**STATED TASK**: Reproduce every entry exactly and leave its pictures out.

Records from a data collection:
☆ ☆ ☆ ☆ ☆

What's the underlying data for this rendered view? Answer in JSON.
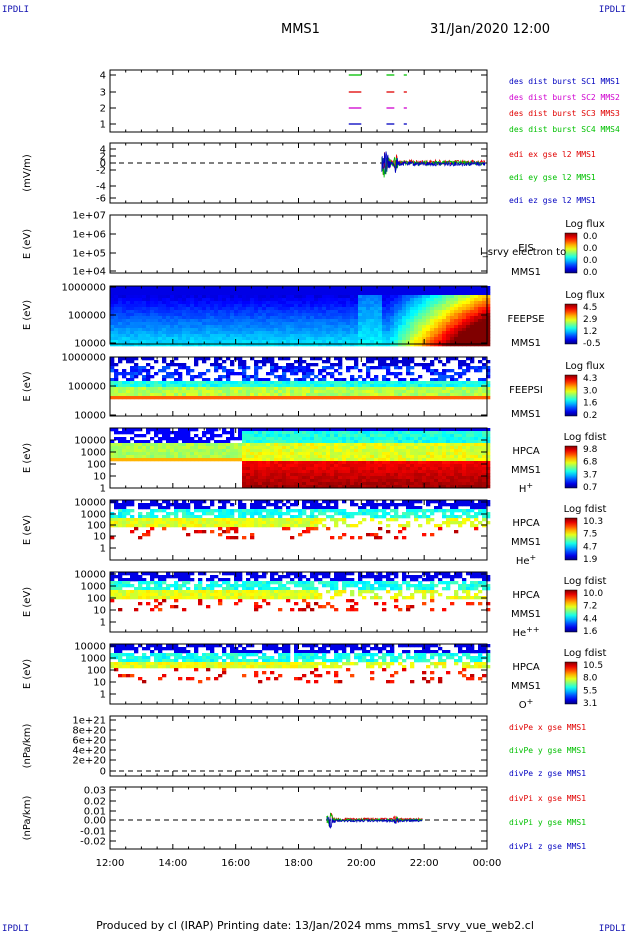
{
  "header": {
    "corner_left": "IPDLI",
    "corner_right": "IPDLI",
    "spacecraft": "MMS1",
    "datetime": "31/Jan/2020 12:00"
  },
  "footer": {
    "text": "Produced by cl (IRAP)   Printing date: 13/Jan/2024   mms_mms1_srvy_vue_web2.cl"
  },
  "time_axis": {
    "ticks": [
      "12:00",
      "14:00",
      "16:00",
      "18:00",
      "20:00",
      "22:00",
      "00:00"
    ],
    "start_hour": 12,
    "end_hour": 24
  },
  "colors": {
    "red": "#e00000",
    "green": "#00c000",
    "blue": "#0000c0",
    "magenta": "#d000d0"
  },
  "chart_data": [
    {
      "id": "des-burst",
      "type": "line",
      "yticks": [
        "4",
        "3",
        "2",
        "1"
      ],
      "ylim": [
        0.5,
        4.5
      ],
      "series": [
        {
          "name": "des dist burst SC1 MMS1",
          "color": "#0000c0",
          "y": 1,
          "intervals": [
            [
              19.6,
              20.0
            ],
            [
              20.8,
              21.05
            ],
            [
              21.35,
              21.45
            ]
          ]
        },
        {
          "name": "des dist burst SC2 MMS2",
          "color": "#d000d0",
          "y": 2,
          "intervals": [
            [
              19.6,
              20.0
            ],
            [
              20.8,
              21.05
            ],
            [
              21.35,
              21.45
            ]
          ]
        },
        {
          "name": "des dist burst SC3 MMS3",
          "color": "#e00000",
          "y": 3,
          "intervals": [
            [
              19.6,
              20.0
            ],
            [
              20.8,
              21.05
            ],
            [
              21.35,
              21.45
            ]
          ]
        },
        {
          "name": "des dist burst SC4 MMS4",
          "color": "#00c000",
          "y": 4,
          "intervals": [
            [
              19.6,
              20.0
            ],
            [
              20.8,
              21.05
            ],
            [
              21.35,
              21.45
            ]
          ]
        }
      ]
    },
    {
      "id": "edi-e",
      "type": "line",
      "ylabel": "(mV/m)",
      "yticks": [
        "4",
        "2",
        "0",
        "-2",
        "-4",
        "-6"
      ],
      "ylim": [
        -6,
        5
      ],
      "active_from": 20.65,
      "series": [
        {
          "name": "edi ex gse l2 MMS1",
          "color": "#e00000"
        },
        {
          "name": "edi ey gse l2 MMS1",
          "color": "#00c000"
        },
        {
          "name": "edi ez gse l2 MMS1",
          "color": "#0000c0"
        }
      ]
    },
    {
      "id": "eis",
      "type": "heatmap",
      "ylabel": "E (eV)",
      "yticks": [
        "1e+07",
        "1e+06",
        "1e+05",
        "1e+04"
      ],
      "instrument": "EIS",
      "spacecraft": "MMS1",
      "overlay_text": "l_srvy electron to",
      "cbar_title": "Log flux",
      "cbar_ticks": [
        "0.0",
        "0.0",
        "0.0",
        "0.0"
      ]
    },
    {
      "id": "feeps-e",
      "type": "heatmap",
      "ylabel": "E (eV)",
      "yticks": [
        "1000000",
        "100000",
        "10000"
      ],
      "instrument": "FEEPSE",
      "spacecraft": "MMS1",
      "cbar_title": "Log flux",
      "cbar_ticks": [
        "4.5",
        "2.9",
        "1.2",
        "-0.5"
      ]
    },
    {
      "id": "feeps-i",
      "type": "heatmap",
      "ylabel": "E (eV)",
      "yticks": [
        "1000000",
        "100000",
        "10000"
      ],
      "instrument": "FEEPSI",
      "spacecraft": "MMS1",
      "cbar_title": "Log flux",
      "cbar_ticks": [
        "4.3",
        "3.0",
        "1.6",
        "0.2"
      ]
    },
    {
      "id": "hpca-h",
      "type": "heatmap",
      "ylabel": "E (eV)",
      "yticks": [
        "10000",
        "1000",
        "100",
        "10",
        "1"
      ],
      "instrument": "HPCA",
      "spacecraft": "MMS1",
      "species": "H",
      "charge": "+",
      "cbar_title": "Log fdist",
      "cbar_ticks": [
        "9.8",
        "6.8",
        "3.7",
        "0.7"
      ]
    },
    {
      "id": "hpca-he",
      "type": "heatmap",
      "ylabel": "E (eV)",
      "yticks": [
        "10000",
        "1000",
        "100",
        "10",
        "1"
      ],
      "instrument": "HPCA",
      "spacecraft": "MMS1",
      "species": "He",
      "charge": "+",
      "cbar_title": "Log fdist",
      "cbar_ticks": [
        "10.3",
        "7.5",
        "4.7",
        "1.9"
      ]
    },
    {
      "id": "hpca-he2",
      "type": "heatmap",
      "ylabel": "E (eV)",
      "yticks": [
        "10000",
        "1000",
        "100",
        "10",
        "1"
      ],
      "instrument": "HPCA",
      "spacecraft": "MMS1",
      "species": "He",
      "charge": "++",
      "cbar_title": "Log fdist",
      "cbar_ticks": [
        "10.0",
        "7.2",
        "4.4",
        "1.6"
      ]
    },
    {
      "id": "hpca-o",
      "type": "heatmap",
      "ylabel": "E (eV)",
      "yticks": [
        "10000",
        "1000",
        "100",
        "10",
        "1"
      ],
      "instrument": "HPCA",
      "spacecraft": "MMS1",
      "species": "O",
      "charge": "+",
      "cbar_title": "Log fdist",
      "cbar_ticks": [
        "10.5",
        "8.0",
        "5.5",
        "3.1"
      ]
    },
    {
      "id": "divpe",
      "type": "line",
      "ylabel": "(nPa/km)",
      "yticks": [
        "1e+21",
        "8e+20",
        "6e+20",
        "4e+20",
        "2e+20",
        "0"
      ],
      "ylim": [
        -1e+20,
        1.05e+21
      ],
      "series": [
        {
          "name": "divPe x gse MMS1",
          "color": "#e00000"
        },
        {
          "name": "divPe y gse MMS1",
          "color": "#00c000"
        },
        {
          "name": "divPe z gse MMS1",
          "color": "#0000c0"
        }
      ]
    },
    {
      "id": "divpi",
      "type": "line",
      "ylabel": "(nPa/km)",
      "yticks": [
        "0.03",
        "0.02",
        "0.01",
        "0.00",
        "-0.01",
        "-0.02"
      ],
      "ylim": [
        -0.025,
        0.035
      ],
      "active_from": 18.9,
      "active_to": 21.95,
      "series": [
        {
          "name": "divPi x gse MMS1",
          "color": "#e00000"
        },
        {
          "name": "divPi y gse MMS1",
          "color": "#00c000"
        },
        {
          "name": "divPi z gse MMS1",
          "color": "#0000c0"
        }
      ]
    }
  ]
}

☆ ☆ ☆ ☆ ☆

**OUTPUT OF THE EXERCISE**:
What's the underlying data for this rendered view? Answer in JSON.
{
  "header": {
    "corner_left": "IPDLI",
    "corner_right": "IPDLI",
    "spacecraft": "MMS1",
    "datetime": "31/Jan/2020 12:00"
  },
  "footer": {
    "text": "Produced by cl (IRAP)   Printing date: 13/Jan/2024   mms_mms1_srvy_vue_web2.cl"
  },
  "time_axis": {
    "ticks": [
      "12:00",
      "14:00",
      "16:00",
      "18:00",
      "20:00",
      "22:00",
      "00:00"
    ],
    "start_hour": 12,
    "end_hour": 24
  },
  "colors": {
    "red": "#e00000",
    "green": "#00c000",
    "blue": "#0000c0",
    "magenta": "#d000d0"
  },
  "chart_data": [
    {
      "id": "des-burst",
      "type": "line",
      "yticks": [
        "4",
        "3",
        "2",
        "1"
      ],
      "ylim": [
        0.5,
        4.5
      ],
      "series": [
        {
          "name": "des dist burst SC1 MMS1",
          "color": "#0000c0",
          "y": 1,
          "intervals": [
            [
              19.6,
              20.0
            ],
            [
              20.8,
              21.05
            ],
            [
              21.35,
              21.45
            ]
          ]
        },
        {
          "name": "des dist burst SC2 MMS2",
          "color": "#d000d0",
          "y": 2,
          "intervals": [
            [
              19.6,
              20.0
            ],
            [
              20.8,
              21.05
            ],
            [
              21.35,
              21.45
            ]
          ]
        },
        {
          "name": "des dist burst SC3 MMS3",
          "color": "#e00000",
          "y": 3,
          "intervals": [
            [
              19.6,
              20.0
            ],
            [
              20.8,
              21.05
            ],
            [
              21.35,
              21.45
            ]
          ]
        },
        {
          "name": "des dist burst SC4 MMS4",
          "color": "#00c000",
          "y": 4,
          "intervals": [
            [
              19.6,
              20.0
            ],
            [
              20.8,
              21.05
            ],
            [
              21.35,
              21.45
            ]
          ]
        }
      ]
    },
    {
      "id": "edi-e",
      "type": "line",
      "ylabel": "(mV/m)",
      "yticks": [
        "4",
        "2",
        "0",
        "-2",
        "-4",
        "-6"
      ],
      "ylim": [
        -6,
        5
      ],
      "active_from": 20.65,
      "series": [
        {
          "name": "edi ex gse l2 MMS1",
          "color": "#e00000"
        },
        {
          "name": "edi ey gse l2 MMS1",
          "color": "#00c000"
        },
        {
          "name": "edi ez gse l2 MMS1",
          "color": "#0000c0"
        }
      ]
    },
    {
      "id": "eis",
      "type": "heatmap",
      "ylabel": "E (eV)",
      "yticks": [
        "1e+07",
        "1e+06",
        "1e+05",
        "1e+04"
      ],
      "instrument": "EIS",
      "spacecraft": "MMS1",
      "overlay_text": "l_srvy electron to",
      "cbar_title": "Log flux",
      "cbar_ticks": [
        "0.0",
        "0.0",
        "0.0",
        "0.0"
      ]
    },
    {
      "id": "feeps-e",
      "type": "heatmap",
      "ylabel": "E (eV)",
      "yticks": [
        "1000000",
        "100000",
        "10000"
      ],
      "instrument": "FEEPSE",
      "spacecraft": "MMS1",
      "cbar_title": "Log flux",
      "cbar_ticks": [
        "4.5",
        "2.9",
        "1.2",
        "-0.5"
      ]
    },
    {
      "id": "feeps-i",
      "type": "heatmap",
      "ylabel": "E (eV)",
      "yticks": [
        "1000000",
        "100000",
        "10000"
      ],
      "instrument": "FEEPSI",
      "spacecraft": "MMS1",
      "cbar_title": "Log flux",
      "cbar_ticks": [
        "4.3",
        "3.0",
        "1.6",
        "0.2"
      ]
    },
    {
      "id": "hpca-h",
      "type": "heatmap",
      "ylabel": "E (eV)",
      "yticks": [
        "10000",
        "1000",
        "100",
        "10",
        "1"
      ],
      "instrument": "HPCA",
      "spacecraft": "MMS1",
      "species": "H",
      "charge": "+",
      "cbar_title": "Log fdist",
      "cbar_ticks": [
        "9.8",
        "6.8",
        "3.7",
        "0.7"
      ]
    },
    {
      "id": "hpca-he",
      "type": "heatmap",
      "ylabel": "E (eV)",
      "yticks": [
        "10000",
        "1000",
        "100",
        "10",
        "1"
      ],
      "instrument": "HPCA",
      "spacecraft": "MMS1",
      "species": "He",
      "charge": "+",
      "cbar_title": "Log fdist",
      "cbar_ticks": [
        "10.3",
        "7.5",
        "4.7",
        "1.9"
      ]
    },
    {
      "id": "hpca-he2",
      "type": "heatmap",
      "ylabel": "E (eV)",
      "yticks": [
        "10000",
        "1000",
        "100",
        "10",
        "1"
      ],
      "instrument": "HPCA",
      "spacecraft": "MMS1",
      "species": "He",
      "charge": "++",
      "cbar_title": "Log fdist",
      "cbar_ticks": [
        "10.0",
        "7.2",
        "4.4",
        "1.6"
      ]
    },
    {
      "id": "hpca-o",
      "type": "heatmap",
      "ylabel": "E (eV)",
      "yticks": [
        "10000",
        "1000",
        "100",
        "10",
        "1"
      ],
      "instrument": "HPCA",
      "spacecraft": "MMS1",
      "species": "O",
      "charge": "+",
      "cbar_title": "Log fdist",
      "cbar_ticks": [
        "10.5",
        "8.0",
        "5.5",
        "3.1"
      ]
    },
    {
      "id": "divpe",
      "type": "line",
      "ylabel": "(nPa/km)",
      "yticks": [
        "1e+21",
        "8e+20",
        "6e+20",
        "4e+20",
        "2e+20",
        "0"
      ],
      "ylim": [
        -1e+20,
        1.05e+21
      ],
      "series": [
        {
          "name": "divPe x gse MMS1",
          "color": "#e00000"
        },
        {
          "name": "divPe y gse MMS1",
          "color": "#00c000"
        },
        {
          "name": "divPe z gse MMS1",
          "color": "#0000c0"
        }
      ]
    },
    {
      "id": "divpi",
      "type": "line",
      "ylabel": "(nPa/km)",
      "yticks": [
        "0.03",
        "0.02",
        "0.01",
        "0.00",
        "-0.01",
        "-0.02"
      ],
      "ylim": [
        -0.025,
        0.035
      ],
      "active_from": 18.9,
      "active_to": 21.95,
      "series": [
        {
          "name": "divPi x gse MMS1",
          "color": "#e00000"
        },
        {
          "name": "divPi y gse MMS1",
          "color": "#00c000"
        },
        {
          "name": "divPi z gse MMS1",
          "color": "#0000c0"
        }
      ]
    }
  ]
}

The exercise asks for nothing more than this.